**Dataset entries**
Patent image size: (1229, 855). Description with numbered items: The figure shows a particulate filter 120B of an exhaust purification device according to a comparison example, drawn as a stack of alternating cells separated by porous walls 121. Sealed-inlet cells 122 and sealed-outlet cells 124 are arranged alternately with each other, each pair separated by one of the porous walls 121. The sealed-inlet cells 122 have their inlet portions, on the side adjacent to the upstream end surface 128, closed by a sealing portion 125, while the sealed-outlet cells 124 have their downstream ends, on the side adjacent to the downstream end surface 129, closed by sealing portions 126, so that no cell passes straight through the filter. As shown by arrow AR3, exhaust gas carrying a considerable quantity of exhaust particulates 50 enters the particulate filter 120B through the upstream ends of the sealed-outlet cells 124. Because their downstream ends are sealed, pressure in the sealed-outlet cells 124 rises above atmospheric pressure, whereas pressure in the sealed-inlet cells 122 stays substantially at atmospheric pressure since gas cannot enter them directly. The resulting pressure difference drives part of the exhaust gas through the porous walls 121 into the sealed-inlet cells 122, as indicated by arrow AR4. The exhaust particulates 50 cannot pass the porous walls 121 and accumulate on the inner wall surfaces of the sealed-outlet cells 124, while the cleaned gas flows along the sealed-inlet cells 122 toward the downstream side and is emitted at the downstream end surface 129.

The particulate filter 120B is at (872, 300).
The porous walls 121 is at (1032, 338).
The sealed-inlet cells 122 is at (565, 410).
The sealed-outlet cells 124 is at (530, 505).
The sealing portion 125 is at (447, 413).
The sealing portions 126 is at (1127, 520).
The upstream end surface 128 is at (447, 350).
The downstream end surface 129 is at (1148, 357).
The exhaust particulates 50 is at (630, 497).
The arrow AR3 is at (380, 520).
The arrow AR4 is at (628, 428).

**Exercise instructions**
Could you output every record above exactly as written?

**Result of the task**
Patent image size: (1229, 855). Description with numbered items: The figure shows a particulate filter 120B of an exhaust purification device according to a comparison example, drawn as a stack of alternating cells separated by porous walls 121. Sealed-inlet cells 122 and sealed-outlet cells 124 are arranged alternately with each other, each pair separated by one of the porous walls 121. The sealed-inlet cells 122 have their inlet portions, on the side adjacent to the upstream end surface 128, closed by a sealing portion 125, while the sealed-outlet cells 124 have their downstream ends, on the side adjacent to the downstream end surface 129, closed by sealing portions 126, so that no cell passes straight through the filter. As shown by arrow AR3, exhaust gas carrying a considerable quantity of exhaust particulates 50 enters the particulate filter 120B through the upstream ends of the sealed-outlet cells 124. Because their downstream ends are sealed, pressure in the sealed-outlet cells 124 rises above atmospheric pressure, whereas pressure in the sealed-inlet cells 122 stays substantially at atmospheric pressure since gas cannot enter them directly. The resulting pressure difference drives part of the exhaust gas through the porous walls 121 into the sealed-inlet cells 122, as indicated by arrow AR4. The exhaust particulates 50 cannot pass the porous walls 121 and accumulate on the inner wall surfaces of the sealed-outlet cells 124, while the cleaned gas flows along the sealed-inlet cells 122 toward the downstream side and is emitted at the downstream end surface 129.

The particulate filter 120B is at (872, 300).
The porous walls 121 is at (1032, 338).
The sealed-inlet cells 122 is at (565, 410).
The sealed-outlet cells 124 is at (530, 505).
The sealing portion 125 is at (447, 413).
The sealing portions 126 is at (1127, 520).
The upstream end surface 128 is at (447, 350).
The downstream end surface 129 is at (1148, 357).
The exhaust particulates 50 is at (630, 497).
The arrow AR3 is at (380, 520).
The arrow AR4 is at (628, 428).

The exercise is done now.